Problem =>
Could you print every record below exactly as it appears?

Supplied data =>
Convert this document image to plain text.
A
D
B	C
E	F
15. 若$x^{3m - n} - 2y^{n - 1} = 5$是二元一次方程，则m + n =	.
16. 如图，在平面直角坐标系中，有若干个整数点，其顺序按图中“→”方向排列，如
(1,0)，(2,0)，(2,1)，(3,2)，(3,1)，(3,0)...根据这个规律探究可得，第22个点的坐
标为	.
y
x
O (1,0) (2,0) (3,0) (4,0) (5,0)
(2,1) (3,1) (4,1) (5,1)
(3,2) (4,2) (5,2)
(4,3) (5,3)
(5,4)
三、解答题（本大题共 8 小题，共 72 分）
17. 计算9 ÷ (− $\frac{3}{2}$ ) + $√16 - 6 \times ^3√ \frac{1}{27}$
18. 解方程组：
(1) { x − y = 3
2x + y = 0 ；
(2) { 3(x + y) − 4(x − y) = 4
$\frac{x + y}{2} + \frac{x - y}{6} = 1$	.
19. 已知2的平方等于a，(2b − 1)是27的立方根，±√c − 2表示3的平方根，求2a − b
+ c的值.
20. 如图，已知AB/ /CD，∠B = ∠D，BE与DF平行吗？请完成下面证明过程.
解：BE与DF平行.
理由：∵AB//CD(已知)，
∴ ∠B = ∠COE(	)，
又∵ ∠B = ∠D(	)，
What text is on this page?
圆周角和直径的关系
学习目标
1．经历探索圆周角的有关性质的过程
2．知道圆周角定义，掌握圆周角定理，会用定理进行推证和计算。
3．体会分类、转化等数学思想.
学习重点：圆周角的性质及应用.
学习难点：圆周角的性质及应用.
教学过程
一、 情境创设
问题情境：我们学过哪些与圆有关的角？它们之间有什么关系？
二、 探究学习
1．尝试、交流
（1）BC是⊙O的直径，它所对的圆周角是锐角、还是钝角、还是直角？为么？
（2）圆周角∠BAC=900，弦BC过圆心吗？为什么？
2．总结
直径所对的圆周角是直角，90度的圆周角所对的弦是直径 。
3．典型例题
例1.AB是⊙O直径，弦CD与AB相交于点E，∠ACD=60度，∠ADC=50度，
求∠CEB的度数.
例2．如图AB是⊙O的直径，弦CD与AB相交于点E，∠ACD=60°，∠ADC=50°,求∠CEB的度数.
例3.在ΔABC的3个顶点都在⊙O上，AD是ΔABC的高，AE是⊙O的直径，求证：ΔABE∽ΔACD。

Written answer =>
Convert this document image to plain text.
A
D
B	C
E	F
15. 若$x^{3m - n} - 2y^{n - 1} = 5$是二元一次方程，则m + n =	.
16. 如图，在平面直角坐标系中，有若干个整数点，其顺序按图中“→”方向排列，如
(1,0)，(2,0)，(2,1)，(3,2)，(3,1)，(3,0)...根据这个规律探究可得，第22个点的坐
标为	.
y
x
O (1,0) (2,0) (3,0) (4,0) (5,0)
(2,1) (3,1) (4,1) (5,1)
(3,2) (4,2) (5,2)
(4,3) (5,3)
(5,4)
三、解答题（本大题共 8 小题，共 72 分）
17. 计算9 ÷ (− $\frac{3}{2}$ ) + $√16 - 6 \times ^3√ \frac{1}{27}$
18. 解方程组：
(1) { x − y = 3
2x + y = 0 ；
(2) { 3(x + y) − 4(x − y) = 4
$\frac{x + y}{2} + \frac{x - y}{6} = 1$	.
19. 已知2的平方等于a，(2b − 1)是27的立方根，±√c − 2表示3的平方根，求2a − b
+ c的值.
20. 如图，已知AB/ /CD，∠B = ∠D，BE与DF平行吗？请完成下面证明过程.
解：BE与DF平行.
理由：∵AB//CD(已知)，
∴ ∠B = ∠COE(	)，
又∵ ∠B = ∠D(	)，
What text is on this page?
圆周角和直径的关系
学习目标
1．经历探索圆周角的有关性质的过程
2．知道圆周角定义，掌握圆周角定理，会用定理进行推证和计算。
3．体会分类、转化等数学思想.
学习重点：圆周角的性质及应用.
学习难点：圆周角的性质及应用.
教学过程
一、 情境创设
问题情境：我们学过哪些与圆有关的角？它们之间有什么关系？
二、 探究学习
1．尝试、交流
（1）BC是⊙O的直径，它所对的圆周角是锐角、还是钝角、还是直角？为么？
（2）圆周角∠BAC=900，弦BC过圆心吗？为什么？
2．总结
直径所对的圆周角是直角，90度的圆周角所对的弦是直径 。
3．典型例题
例1.AB是⊙O直径，弦CD与AB相交于点E，∠ACD=60度，∠ADC=50度，
求∠CEB的度数.
例2．如图AB是⊙O的直径，弦CD与AB相交于点E，∠ACD=60°，∠ADC=50°,求∠CEB的度数.
例3.在ΔABC的3个顶点都在⊙O上，AD是ΔABC的高，AE是⊙O的直径，求证：ΔABE∽ΔACD。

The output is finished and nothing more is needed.